# EXERCISE
Can you output the material exactly as written, minus any pictures it holds?

[START OF RECORDS TO USE]

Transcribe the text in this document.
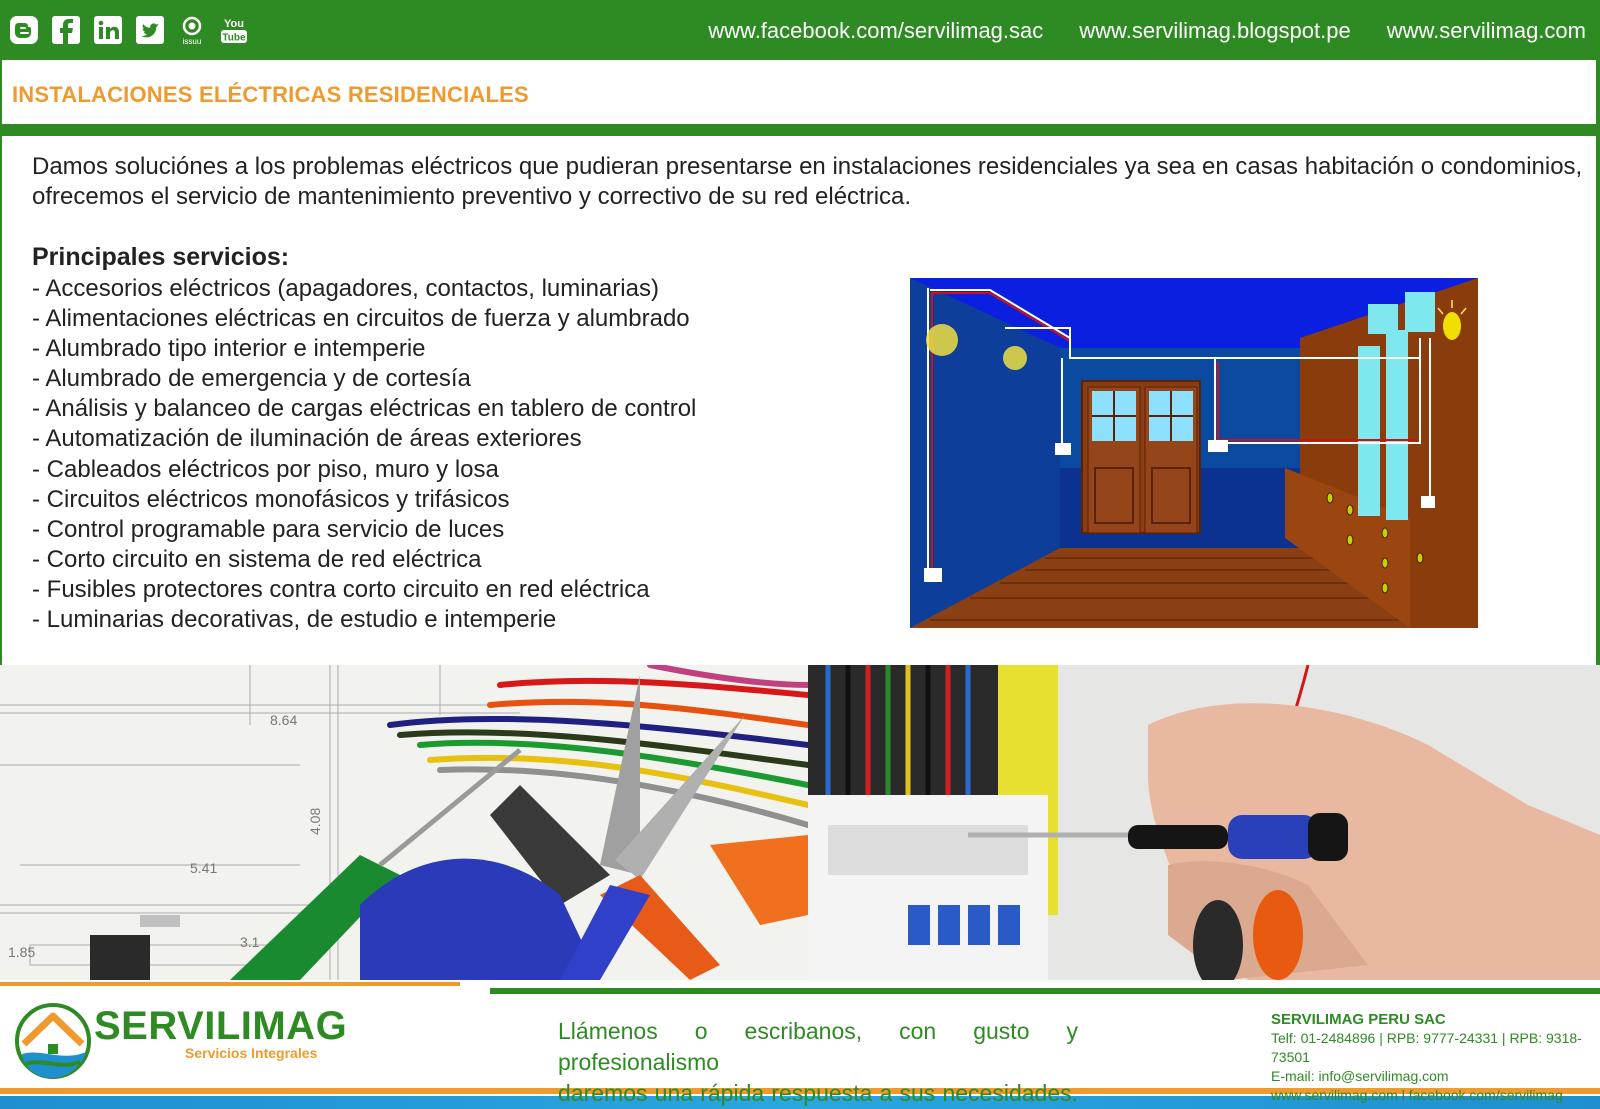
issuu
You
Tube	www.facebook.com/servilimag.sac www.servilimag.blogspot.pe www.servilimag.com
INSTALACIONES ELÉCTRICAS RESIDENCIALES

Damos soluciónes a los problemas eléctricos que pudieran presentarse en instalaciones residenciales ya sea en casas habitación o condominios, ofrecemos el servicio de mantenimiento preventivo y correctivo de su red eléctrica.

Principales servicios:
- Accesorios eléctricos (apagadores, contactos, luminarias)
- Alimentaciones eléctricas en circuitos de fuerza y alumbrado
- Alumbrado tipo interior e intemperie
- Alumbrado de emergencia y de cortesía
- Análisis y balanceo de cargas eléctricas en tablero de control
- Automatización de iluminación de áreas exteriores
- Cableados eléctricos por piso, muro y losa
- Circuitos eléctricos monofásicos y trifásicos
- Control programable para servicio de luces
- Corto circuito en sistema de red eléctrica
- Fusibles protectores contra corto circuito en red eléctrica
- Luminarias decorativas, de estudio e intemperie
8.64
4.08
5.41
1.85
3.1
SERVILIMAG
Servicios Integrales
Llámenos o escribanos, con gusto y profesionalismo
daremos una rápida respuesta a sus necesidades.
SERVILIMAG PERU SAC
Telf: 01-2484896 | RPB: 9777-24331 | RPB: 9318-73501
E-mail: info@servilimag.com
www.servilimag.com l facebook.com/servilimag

[END OF RECORDS TO USE]

# WRITTEN SOLUTION
Transcribe the text in this document.
issuu
You
Tube	www.facebook.com/servilimag.sac www.servilimag.blogspot.pe www.servilimag.com
INSTALACIONES ELÉCTRICAS RESIDENCIALES

Damos soluciónes a los problemas eléctricos que pudieran presentarse en instalaciones residenciales ya sea en casas habitación o condominios, ofrecemos el servicio de mantenimiento preventivo y correctivo de su red eléctrica.

Principales servicios:
- Accesorios eléctricos (apagadores, contactos, luminarias)
- Alimentaciones eléctricas en circuitos de fuerza y alumbrado
- Alumbrado tipo interior e intemperie
- Alumbrado de emergencia y de cortesía
- Análisis y balanceo de cargas eléctricas en tablero de control
- Automatización de iluminación de áreas exteriores
- Cableados eléctricos por piso, muro y losa
- Circuitos eléctricos monofásicos y trifásicos
- Control programable para servicio de luces
- Corto circuito en sistema de red eléctrica
- Fusibles protectores contra corto circuito en red eléctrica
- Luminarias decorativas, de estudio e intemperie
8.64
4.08
5.41
1.85
3.1
SERVILIMAG
Servicios Integrales
Llámenos o escribanos, con gusto y profesionalismo
daremos una rápida respuesta a sus necesidades.
SERVILIMAG PERU SAC
Telf: 01-2484896 | RPB: 9777-24331 | RPB: 9318-73501
E-mail: info@servilimag.com
www.servilimag.com l facebook.com/servilimag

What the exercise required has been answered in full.